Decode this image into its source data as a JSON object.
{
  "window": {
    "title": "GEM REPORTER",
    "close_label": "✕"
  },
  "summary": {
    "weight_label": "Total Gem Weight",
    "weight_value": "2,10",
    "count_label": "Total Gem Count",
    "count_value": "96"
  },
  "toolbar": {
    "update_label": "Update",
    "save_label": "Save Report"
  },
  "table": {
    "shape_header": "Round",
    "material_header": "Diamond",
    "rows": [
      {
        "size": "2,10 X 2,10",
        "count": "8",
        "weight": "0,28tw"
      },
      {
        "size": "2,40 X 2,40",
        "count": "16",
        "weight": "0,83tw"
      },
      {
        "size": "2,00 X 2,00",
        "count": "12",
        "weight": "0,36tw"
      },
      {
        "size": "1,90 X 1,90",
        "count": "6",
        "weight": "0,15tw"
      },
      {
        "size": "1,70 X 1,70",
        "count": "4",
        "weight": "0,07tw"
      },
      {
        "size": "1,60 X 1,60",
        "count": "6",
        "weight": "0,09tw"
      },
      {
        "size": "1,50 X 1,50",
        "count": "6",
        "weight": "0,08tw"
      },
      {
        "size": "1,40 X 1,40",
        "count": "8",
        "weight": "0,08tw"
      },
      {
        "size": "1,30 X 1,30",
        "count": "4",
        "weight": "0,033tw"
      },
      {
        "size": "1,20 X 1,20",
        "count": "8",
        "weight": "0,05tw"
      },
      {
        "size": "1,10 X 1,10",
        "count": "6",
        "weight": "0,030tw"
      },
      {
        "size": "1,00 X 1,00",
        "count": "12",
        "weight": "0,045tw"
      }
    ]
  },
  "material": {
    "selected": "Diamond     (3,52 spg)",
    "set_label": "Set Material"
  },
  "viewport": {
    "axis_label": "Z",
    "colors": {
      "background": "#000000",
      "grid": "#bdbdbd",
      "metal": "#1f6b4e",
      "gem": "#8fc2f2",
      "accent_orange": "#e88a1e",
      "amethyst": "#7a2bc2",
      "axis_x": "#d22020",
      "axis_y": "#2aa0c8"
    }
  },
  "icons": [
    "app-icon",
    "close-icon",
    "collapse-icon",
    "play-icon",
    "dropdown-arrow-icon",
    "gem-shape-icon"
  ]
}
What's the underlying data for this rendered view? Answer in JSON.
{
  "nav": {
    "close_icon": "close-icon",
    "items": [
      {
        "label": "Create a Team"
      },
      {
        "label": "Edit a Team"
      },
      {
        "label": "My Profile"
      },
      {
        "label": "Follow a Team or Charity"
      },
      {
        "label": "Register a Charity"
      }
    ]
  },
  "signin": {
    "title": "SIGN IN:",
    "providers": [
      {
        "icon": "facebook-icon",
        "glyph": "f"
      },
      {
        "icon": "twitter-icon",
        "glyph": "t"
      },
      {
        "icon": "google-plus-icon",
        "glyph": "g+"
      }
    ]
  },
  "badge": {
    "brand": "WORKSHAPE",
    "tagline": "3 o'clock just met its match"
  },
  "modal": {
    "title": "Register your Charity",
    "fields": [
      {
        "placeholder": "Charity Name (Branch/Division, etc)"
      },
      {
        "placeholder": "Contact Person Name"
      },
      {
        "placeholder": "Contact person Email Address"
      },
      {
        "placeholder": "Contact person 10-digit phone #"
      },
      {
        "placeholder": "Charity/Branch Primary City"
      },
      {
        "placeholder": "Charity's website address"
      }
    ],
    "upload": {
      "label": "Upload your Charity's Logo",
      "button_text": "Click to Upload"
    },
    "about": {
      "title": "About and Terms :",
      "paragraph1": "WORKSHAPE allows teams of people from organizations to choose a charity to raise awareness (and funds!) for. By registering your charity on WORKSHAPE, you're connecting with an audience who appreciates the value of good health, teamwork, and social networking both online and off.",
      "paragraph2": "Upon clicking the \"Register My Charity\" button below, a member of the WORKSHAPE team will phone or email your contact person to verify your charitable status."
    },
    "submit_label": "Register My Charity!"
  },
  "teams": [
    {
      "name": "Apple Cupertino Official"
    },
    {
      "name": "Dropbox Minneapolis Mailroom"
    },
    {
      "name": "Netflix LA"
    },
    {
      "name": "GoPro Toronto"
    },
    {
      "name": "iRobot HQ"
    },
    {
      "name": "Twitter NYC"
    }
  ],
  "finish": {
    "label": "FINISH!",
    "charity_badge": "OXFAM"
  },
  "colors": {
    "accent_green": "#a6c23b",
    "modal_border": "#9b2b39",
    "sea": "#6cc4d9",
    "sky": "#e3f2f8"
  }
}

◆ ◆ ◆ ◆ ◆ ◆ ◆

--- Challenge ---
Retype the entries exactly, including every line.

--- Worked answer ---
Decode this image into its source data as a JSON object.
{
  "window": {
    "title": "GEM REPORTER",
    "close_label": "✕"
  },
  "summary": {
    "weight_label": "Total Gem Weight",
    "weight_value": "2,10",
    "count_label": "Total Gem Count",
    "count_value": "96"
  },
  "toolbar": {
    "update_label": "Update",
    "save_label": "Save Report"
  },
  "table": {
    "shape_header": "Round",
    "material_header": "Diamond",
    "rows": [
      {
        "size": "2,10 X 2,10",
        "count": "8",
        "weight": "0,28tw"
      },
      {
        "size": "2,40 X 2,40",
        "count": "16",
        "weight": "0,83tw"
      },
      {
        "size": "2,00 X 2,00",
        "count": "12",
        "weight": "0,36tw"
      },
      {
        "size": "1,90 X 1,90",
        "count": "6",
        "weight": "0,15tw"
      },
      {
        "size": "1,70 X 1,70",
        "count": "4",
        "weight": "0,07tw"
      },
      {
        "size": "1,60 X 1,60",
        "count": "6",
        "weight": "0,09tw"
      },
      {
        "size": "1,50 X 1,50",
        "count": "6",
        "weight": "0,08tw"
      },
      {
        "size": "1,40 X 1,40",
        "count": "8",
        "weight": "0,08tw"
      },
      {
        "size": "1,30 X 1,30",
        "count": "4",
        "weight": "0,033tw"
      },
      {
        "size": "1,20 X 1,20",
        "count": "8",
        "weight": "0,05tw"
      },
      {
        "size": "1,10 X 1,10",
        "count": "6",
        "weight": "0,030tw"
      },
      {
        "size": "1,00 X 1,00",
        "count": "12",
        "weight": "0,045tw"
      }
    ]
  },
  "material": {
    "selected": "Diamond     (3,52 spg)",
    "set_label": "Set Material"
  },
  "viewport": {
    "axis_label": "Z",
    "colors": {
      "background": "#000000",
      "grid": "#bdbdbd",
      "metal": "#1f6b4e",
      "gem": "#8fc2f2",
      "accent_orange": "#e88a1e",
      "amethyst": "#7a2bc2",
      "axis_x": "#d22020",
      "axis_y": "#2aa0c8"
    }
  },
  "icons": [
    "app-icon",
    "close-icon",
    "collapse-icon",
    "play-icon",
    "dropdown-arrow-icon",
    "gem-shape-icon"
  ]
}
What's the underlying data for this rendered view? Answer in JSON.
{
  "nav": {
    "close_icon": "close-icon",
    "items": [
      {
        "label": "Create a Team"
      },
      {
        "label": "Edit a Team"
      },
      {
        "label": "My Profile"
      },
      {
        "label": "Follow a Team or Charity"
      },
      {
        "label": "Register a Charity"
      }
    ]
  },
  "signin": {
    "title": "SIGN IN:",
    "providers": [
      {
        "icon": "facebook-icon",
        "glyph": "f"
      },
      {
        "icon": "twitter-icon",
        "glyph": "t"
      },
      {
        "icon": "google-plus-icon",
        "glyph": "g+"
      }
    ]
  },
  "badge": {
    "brand": "WORKSHAPE",
    "tagline": "3 o'clock just met its match"
  },
  "modal": {
    "title": "Register your Charity",
    "fields": [
      {
        "placeholder": "Charity Name (Branch/Division, etc)"
      },
      {
        "placeholder": "Contact Person Name"
      },
      {
        "placeholder": "Contact person Email Address"
      },
      {
        "placeholder": "Contact person 10-digit phone #"
      },
      {
        "placeholder": "Charity/Branch Primary City"
      },
      {
        "placeholder": "Charity's website address"
      }
    ],
    "upload": {
      "label": "Upload your Charity's Logo",
      "button_text": "Click to Upload"
    },
    "about": {
      "title": "About and Terms :",
      "paragraph1": "WORKSHAPE allows teams of people from organizations to choose a charity to raise awareness (and funds!) for. By registering your charity on WORKSHAPE, you're connecting with an audience who appreciates the value of good health, teamwork, and social networking both online and off.",
      "paragraph2": "Upon clicking the \"Register My Charity\" button below, a member of the WORKSHAPE team will phone or email your contact person to verify your charitable status."
    },
    "submit_label": "Register My Charity!"
  },
  "teams": [
    {
      "name": "Apple Cupertino Official"
    },
    {
      "name": "Dropbox Minneapolis Mailroom"
    },
    {
      "name": "Netflix LA"
    },
    {
      "name": "GoPro Toronto"
    },
    {
      "name": "iRobot HQ"
    },
    {
      "name": "Twitter NYC"
    }
  ],
  "finish": {
    "label": "FINISH!",
    "charity_badge": "OXFAM"
  },
  "colors": {
    "accent_green": "#a6c23b",
    "modal_border": "#9b2b39",
    "sea": "#6cc4d9",
    "sky": "#e3f2f8"
  }
}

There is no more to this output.